Source passage:
━━━━━━━━
`withTaskGroup(of:)` leaks huge amounts of memory, but only on linux

i’ve been spending a couple of days debugging a memory leak in my application, which leaks over 300MB of memory per second. i was able to isolate the issue to a call to withTaskGroup(of:), which looks pretty much like this:

    private 
    func peg<Client>( ... , using client:Client, as:Client.Type,
        whenever instructions:
        @Sendable () async -> (price:Decimal<Int64>, indicators:T)?) 
        async -> [Fill<T>]
        where Client:Executor
    {
        let pollster:Task = .init
        {
            while self.closed < size 
            {
                await self.poll(using: client)
            }
        }
        while self.closed < size
        {
            ...
        }
        ...
        let _:Void          = await pollster.value
        ...
    }
    private 
    func poll<Client>(using client:Client) async 
        where Client:Executor
    {
        await withTaskGroup(of: Order.self) 
        { 
            (group:inout TaskGroup<Order>) in
            for identifier:Int64 in self.orders.keys
            {
                group.addTask 
                {
                    await client.status(order: identifier)
                }
            } 
            for await order:Order in group 
            {
                ...
            } 
        }  
        await Task.yield()
    }

originally, i thought the issue was in the tasks being added to the task group, but i found that the memory leaks (at the same rate!) even when no tasks are added at all, and even when the return type is set to Void:

    private 
    func poll<Client>(using client:Client) async 
        where Client:Executor
    {
        // still leaks!!!
        await withTaskGroup(of: Void.self) 
        { 
            (group:inout TaskGroup<Void>) in
        }
        await Task.yield()
    }

the only thing that stops the memory leak is removing the call to withTaskGroup(of:) entirely.

i have also tried profiling the application on MacOS with Instruments, but the memory leak does not seem to occur on MacOS, only on Linux builds.

anyone have any ideas what’s going on here?

2 Likes

i’ve got the issue reduced to the following repro:

// taskgroup.swift 

@main 
enum Main 
{
    static 
    func main() async
    {
        while true 
        {
            await withTaskGroup(of: Void.self) 
            { 
                _ in
            } 
        }
    }
}
$ swiftenv local DEVELOPMENT-SNAPSHOT-2021-09-07-a
$ swiftc -parse-as-library -O taskgroup.swift 
$ ./taskgroup

on my machine, this test program leaks over 3.5 GB of memory per second…

1 Like

Thanks for the report we had a bug about child tasks leaking that we fixed here: https://github.com/apple/swift/pull/39158

The fact that there’s a leak with no tasks added at all seems super weird… thanks for reporting, well have to have a look.

1 Like

update: i just tested with yesterday’s nightly (8e4054f), which includes PR #39158, and the issue still appears to be present.

1 Like

Thanks for confirming, I’ll have a look on Monday after vacation. Thanks again for spotting this.

3 Likes

Hi there, I confirmed the issue on linux and am looking into it.
━━━━━━━━
To do:
1/ Rewrite the forum thread from the words "i’ve been spending" through the words "-> (price:Decimal<Int64>, indicators:T)?)", substituting "resource leak" for "memory leak".
2/ From the records, output the lines without any change, beginning at the line that has "tile-browser-illustration[interactable] <box>0 1002" and stopping after the line that has "photo-thumb <box>130 903 164 933</box>".
The forum thread and the records are unrelated material.
━━━━━━━━
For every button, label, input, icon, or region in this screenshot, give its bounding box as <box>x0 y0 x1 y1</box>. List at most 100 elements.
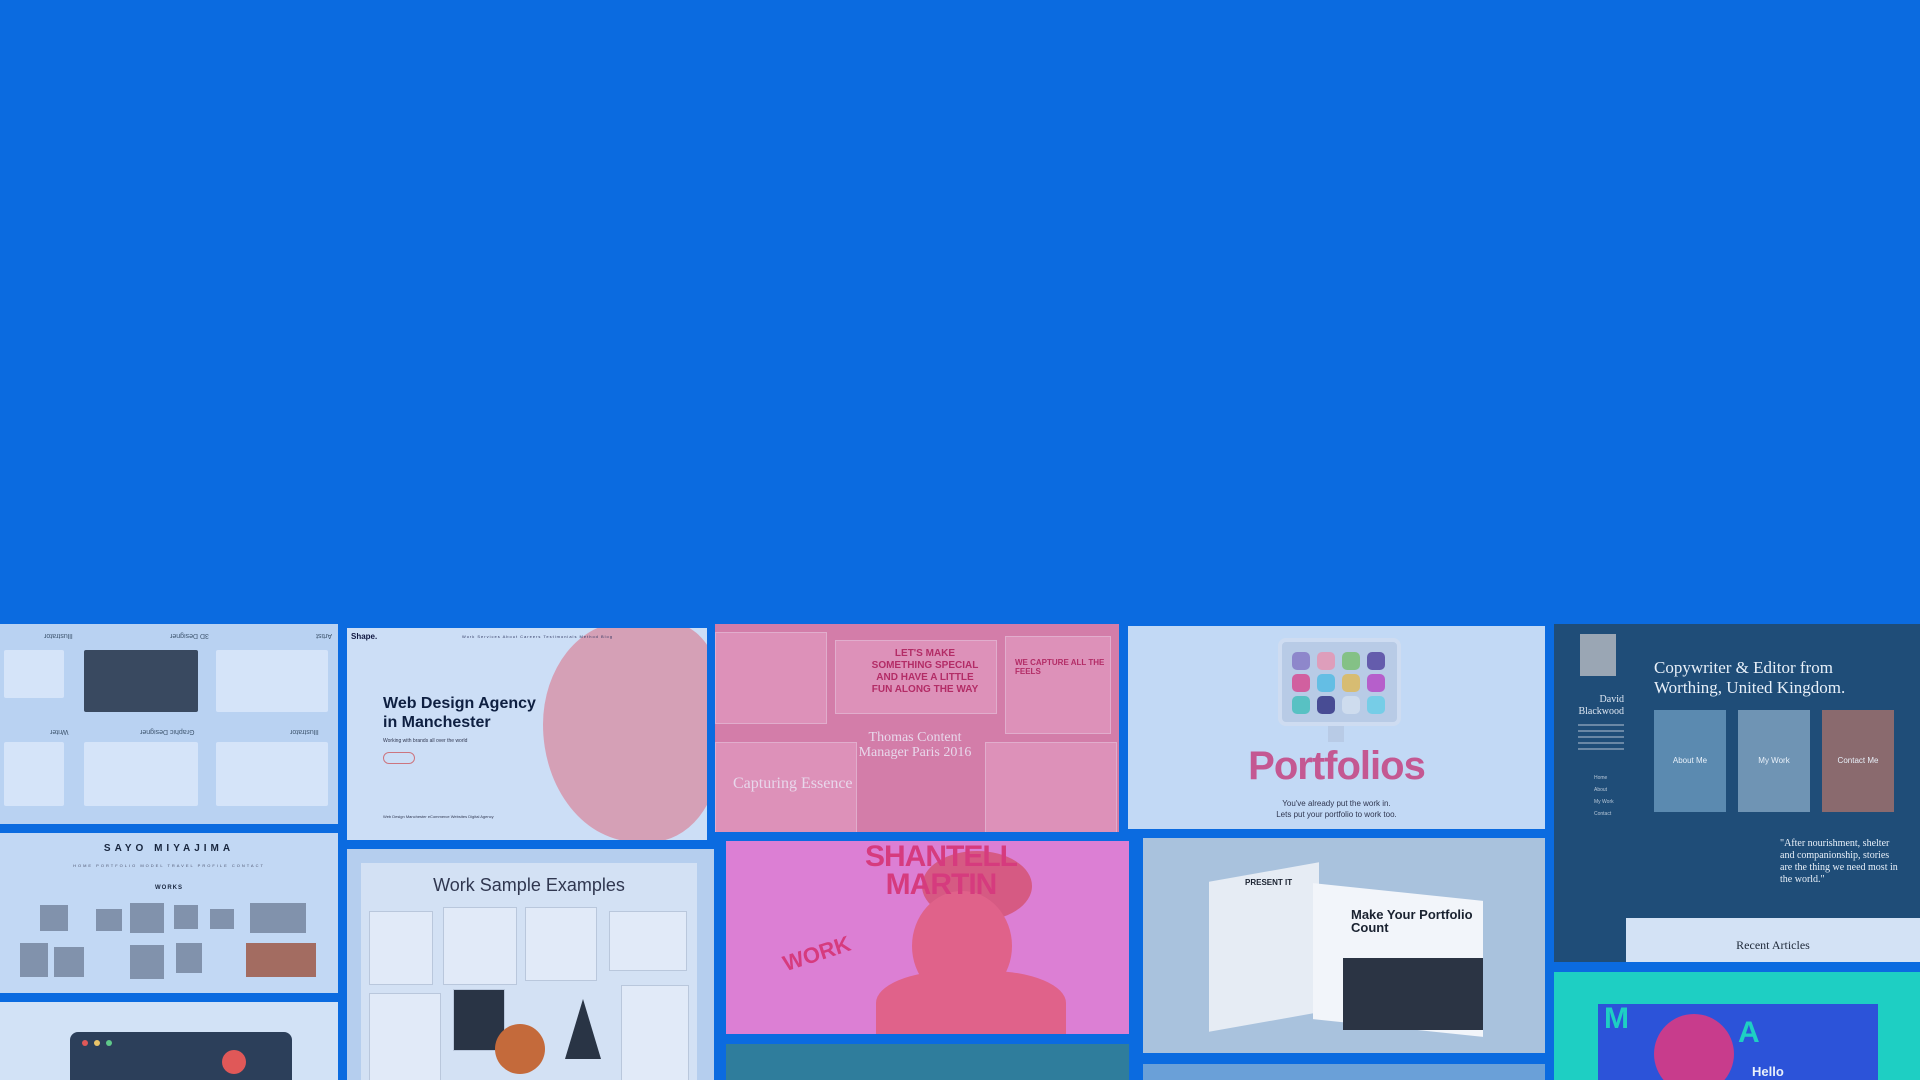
tile-browser-illustration[interactable] <box>0 1002 338 1080</box>
nav-link-home[interactable]: Home <box>1594 772 1614 784</box>
sample-page <box>369 993 441 1080</box>
collage-panel <box>1005 636 1111 734</box>
tile-copywriter[interactable]: David Blackwood Home About My Work Conta… <box>1554 624 1920 962</box>
photo-thumb <box>130 903 164 933</box>
magenta-app-icon <box>1367 674 1385 692</box>
tile-pink-collage[interactable]: LET'S MAKE SOMETHING SPECIAL AND HAVE A … <box>715 624 1119 832</box>
tile-blue-site[interactable] <box>1143 1064 1545 1080</box>
pumpkin-art <box>495 1024 545 1074</box>
shantell-work: WORK <box>779 930 854 977</box>
shape-headline: Web Design Agency in Manchester <box>383 695 536 731</box>
gold-app-icon <box>1342 674 1360 692</box>
sample-page <box>525 907 597 981</box>
magazine-kicker: PRESENT IT <box>1245 878 1293 887</box>
tile-moa-hello[interactable]: M A Hello <box>1554 972 1920 1080</box>
nav-link-about[interactable]: About <box>1594 784 1614 796</box>
peach-app-icon <box>1317 652 1335 670</box>
lightbulb-icon <box>222 1050 246 1074</box>
browser-window-icon <box>70 1032 292 1080</box>
work-samples-title: Work Sample Examples <box>433 875 625 895</box>
collage-panel <box>985 742 1117 832</box>
copywriter-headline: Copywriter & Editor from Worthing, Unite… <box>1654 658 1846 697</box>
nav-link-work[interactable]: My Work <box>1594 796 1614 808</box>
art-thumb <box>4 650 64 698</box>
author-links: Home About My Work Contact <box>1594 772 1614 820</box>
pink-app-icon <box>1292 674 1310 692</box>
copywriter-quote: "After nourishment, shelter and companio… <box>1780 838 1898 885</box>
tile-portfolios[interactable]: Portfolios You've already put the work i… <box>1128 626 1545 829</box>
tile-shape-agency[interactable]: Shape. Work Services About Careers Testi… <box>347 628 707 840</box>
sample-page <box>621 985 689 1080</box>
art-label: Illustrator <box>44 632 73 639</box>
tile-magazine[interactable]: PRESENT IT Make Your Portfolio Count <box>1143 838 1545 1053</box>
photo-thumb <box>40 905 68 931</box>
avatar <box>1580 634 1616 676</box>
card-my-work[interactable]: My Work <box>1738 710 1810 812</box>
card-label: Contact Me <box>1837 756 1879 765</box>
magazine-headline: Make Your Portfolio Count <box>1351 907 1473 935</box>
shape-footer: Web Design Manchester eCommerce Websites… <box>383 814 494 819</box>
collage-caption: Capturing Essence <box>733 775 853 792</box>
indigo-app-icon <box>1317 696 1335 714</box>
tile-art-grid[interactable]: Illustrator 3D Designer Artist Writer Gr… <box>0 624 338 824</box>
portfolios-tagline-2: Lets put your portfolio to work too. <box>1276 810 1397 819</box>
collage-name: Thomas Content Manager Paris 2016 <box>858 730 972 760</box>
art-thumb <box>84 742 198 806</box>
art-label: Artist <box>316 632 332 639</box>
photo-thumb <box>174 905 198 929</box>
pink-blob-shape <box>543 628 707 840</box>
shape-nav: Work Services About Careers Testimonials… <box>462 634 614 639</box>
shape-logo: Shape. <box>351 632 378 641</box>
sayo-nav: HOME PORTFOLIO MODEL TRAVEL PROFILE CONT… <box>73 863 265 868</box>
art-thumb <box>4 742 64 806</box>
art-label: 3D Designer <box>170 632 209 639</box>
sample-page <box>443 907 517 985</box>
art-label: Writer <box>50 728 69 735</box>
monitor-stand <box>1328 726 1344 742</box>
aqua-app-icon <box>1367 696 1385 714</box>
shape-subline: Working with brands all over the world <box>383 738 468 744</box>
photo-thumb <box>246 943 316 977</box>
portfolio-gallery: Illustrator 3D Designer Artist Writer Gr… <box>0 624 1920 1080</box>
collage-headline: LET'S MAKE SOMETHING SPECIAL AND HAVE A … <box>871 648 979 695</box>
grape-app-icon <box>1292 652 1310 670</box>
shantell-headline: SHANTELL MARTIN <box>865 841 1018 901</box>
moa-hello: Hello <box>1752 1064 1784 1079</box>
photo-thumb <box>210 909 234 929</box>
art-thumb <box>216 650 328 712</box>
card-label: About Me <box>1672 756 1708 765</box>
collage-side-text: WE CAPTURE ALL THE FEELS <box>1015 658 1105 676</box>
card-about-me[interactable]: About Me <box>1654 710 1726 812</box>
hero-banner <box>0 0 1920 624</box>
sayo-works: WORKS <box>155 885 183 891</box>
portfolios-tagline-1: You've already put the work in. <box>1282 799 1391 808</box>
card-contact-me[interactable]: Contact Me <box>1822 710 1894 812</box>
shape-cta-button <box>383 752 415 764</box>
tile-sayo-miyajima[interactable]: SAYO MIYAJIMA HOME PORTFOLIO MODEL TRAVE… <box>0 833 338 993</box>
art-thumb <box>84 650 198 712</box>
art-label: Graphic Designer <box>140 728 195 735</box>
author-blurb <box>1564 720 1624 760</box>
tile-shantell-martin[interactable]: SHANTELL MARTIN WORK <box>726 841 1129 1034</box>
silver-app-icon <box>1342 696 1360 714</box>
purple-app-icon <box>1367 652 1385 670</box>
cyan-app-icon <box>1317 674 1335 692</box>
sample-page <box>609 911 687 971</box>
sayo-name: SAYO MIYAJIMA <box>103 843 235 854</box>
nav-link-contact[interactable]: Contact <box>1594 808 1614 820</box>
card-label: My Work <box>1758 756 1790 765</box>
moa-letter-a: A <box>1738 1016 1760 1049</box>
portfolios-tagline: You've already put the work in. Lets put… <box>1128 798 1545 820</box>
tile-work-samples[interactable]: Work Sample Examples <box>347 849 714 1080</box>
witch-art <box>565 999 601 1059</box>
portfolios-title: Portfolios <box>1248 744 1426 788</box>
recent-articles[interactable]: Recent Articles <box>1626 918 1920 962</box>
photo-thumb <box>20 943 48 977</box>
green-app-icon <box>1342 652 1360 670</box>
moa-letter-m: M <box>1604 1002 1629 1035</box>
sample-page <box>369 911 433 985</box>
laptop-photo <box>1343 958 1483 1030</box>
photo-thumb <box>130 945 164 979</box>
tile-teal-site[interactable] <box>726 1044 1129 1080</box>
photo-thumb <box>96 909 122 931</box>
━━━━━━━━
Solutions to the problems:
1/
i’ve been spending a couple of days debugging a resource leak in my application, which leaks over 300MB of memory per second. i was able to isolate the issue to a call to withTaskGroup(of:), which looks pretty much like this:

    private 
    func peg<Client>( ... , using client:Client, as:Client.Type,
        whenever instructions:
        @Sendable () async -> (price:Decimal<Int64>, indicators:T)?)

2/
tile-browser-illustration[interactable] <box>0 1002 338 1080</box>
nav-link-home[interactable]: Home <box>1594 772 1614 784</box>
sample-page <box>369 993 441 1080</box>
collage-panel <box>1005 636 1111 734</box>
tile-copywriter[interactable]: David Blackwood Home About My Work Conta… <box>1554 624 1920 962</box>
photo-thumb <box>130 903 164 933</box>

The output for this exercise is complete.